— What is expected —
Leave out the pictures and copy every record exactly.

Collected data
━━━━━━
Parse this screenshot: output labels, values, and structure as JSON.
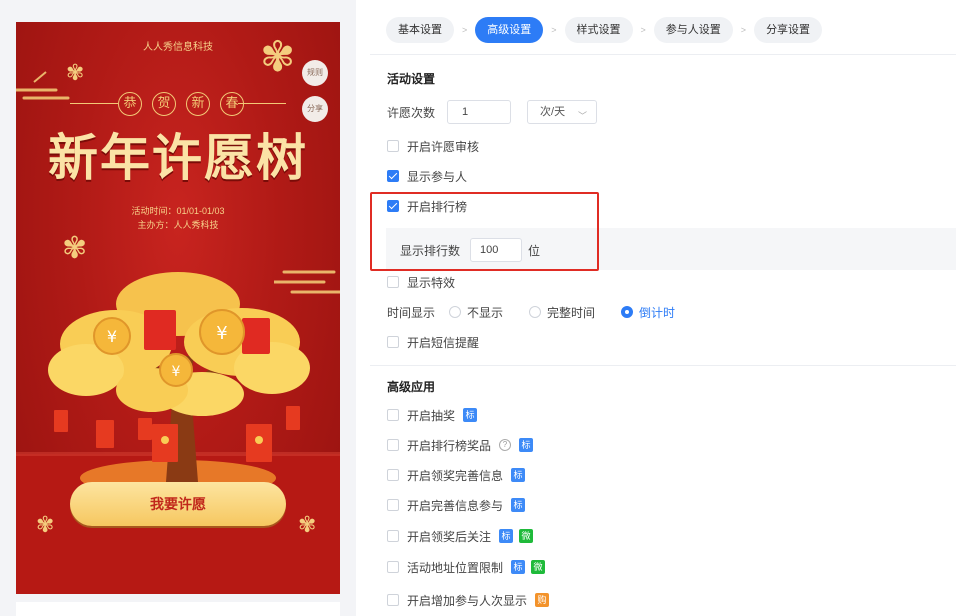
{
  "poster": {
    "org": "人人秀信息科技",
    "greeting": [
      "恭",
      "贺",
      "新",
      "春"
    ],
    "title": "新年许愿树",
    "time": "活动时间：01/01-01/03",
    "host": "主办方：人人秀科技",
    "rules_label": "规则",
    "share_label": "分享",
    "wish_button": "我要许愿"
  },
  "steps": [
    {
      "label": "基本设置",
      "active": false
    },
    {
      "label": "高级设置",
      "active": true
    },
    {
      "label": "样式设置",
      "active": false
    },
    {
      "label": "参与人设置",
      "active": false
    },
    {
      "label": "分享设置",
      "active": false
    }
  ],
  "activity": {
    "section_title": "活动设置",
    "limit_label": "许愿次数",
    "limit_value": "1",
    "limit_unit": "次/天",
    "review_label": "开启许愿审核",
    "show_participants_label": "显示参与人",
    "leaderboard_label": "开启排行榜",
    "rank_count_label": "显示排行数",
    "rank_count_value": "100",
    "rank_count_unit": "位",
    "effects_label": "显示特效",
    "time_display_label": "时间显示",
    "time_options": [
      "不显示",
      "完整时间",
      "倒计时"
    ],
    "time_selected": "倒计时",
    "sms_label": "开启短信提醒"
  },
  "advanced": {
    "section_title": "高级应用",
    "items": [
      {
        "label": "开启抽奖",
        "tags": [
          "标"
        ]
      },
      {
        "label": "开启排行榜奖品",
        "tags": [
          "标"
        ]
      },
      {
        "label": "开启领奖完善信息",
        "tags": [
          "标"
        ]
      },
      {
        "label": "开启完善信息参与",
        "tags": [
          "标"
        ]
      },
      {
        "label": "开启领奖后关注",
        "tags": [
          "标",
          "微"
        ]
      },
      {
        "label": "活动地址位置限制",
        "tags": [
          "标",
          "微"
        ]
      },
      {
        "label": "开启增加参与人次显示",
        "tags": [
          "购"
        ]
      }
    ]
  },
  "colors": {
    "accent": "#2d7cf6",
    "highlight": "#e02c24",
    "poster_red": "#b01a16",
    "gold": "#f6c760"
  }
}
━━━━━━
— Problem solution —
Parse this screenshot: output labels, values, and structure as JSON.
{
  "poster": {
    "org": "人人秀信息科技",
    "greeting": [
      "恭",
      "贺",
      "新",
      "春"
    ],
    "title": "新年许愿树",
    "time": "活动时间：01/01-01/03",
    "host": "主办方：人人秀科技",
    "rules_label": "规则",
    "share_label": "分享",
    "wish_button": "我要许愿"
  },
  "steps": [
    {
      "label": "基本设置",
      "active": false
    },
    {
      "label": "高级设置",
      "active": true
    },
    {
      "label": "样式设置",
      "active": false
    },
    {
      "label": "参与人设置",
      "active": false
    },
    {
      "label": "分享设置",
      "active": false
    }
  ],
  "activity": {
    "section_title": "活动设置",
    "limit_label": "许愿次数",
    "limit_value": "1",
    "limit_unit": "次/天",
    "review_label": "开启许愿审核",
    "show_participants_label": "显示参与人",
    "leaderboard_label": "开启排行榜",
    "rank_count_label": "显示排行数",
    "rank_count_value": "100",
    "rank_count_unit": "位",
    "effects_label": "显示特效",
    "time_display_label": "时间显示",
    "time_options": [
      "不显示",
      "完整时间",
      "倒计时"
    ],
    "time_selected": "倒计时",
    "sms_label": "开启短信提醒"
  },
  "advanced": {
    "section_title": "高级应用",
    "items": [
      {
        "label": "开启抽奖",
        "tags": [
          "标"
        ]
      },
      {
        "label": "开启排行榜奖品",
        "tags": [
          "标"
        ]
      },
      {
        "label": "开启领奖完善信息",
        "tags": [
          "标"
        ]
      },
      {
        "label": "开启完善信息参与",
        "tags": [
          "标"
        ]
      },
      {
        "label": "开启领奖后关注",
        "tags": [
          "标",
          "微"
        ]
      },
      {
        "label": "活动地址位置限制",
        "tags": [
          "标",
          "微"
        ]
      },
      {
        "label": "开启增加参与人次显示",
        "tags": [
          "购"
        ]
      }
    ]
  },
  "colors": {
    "accent": "#2d7cf6",
    "highlight": "#e02c24",
    "poster_red": "#b01a16",
    "gold": "#f6c760"
  }
}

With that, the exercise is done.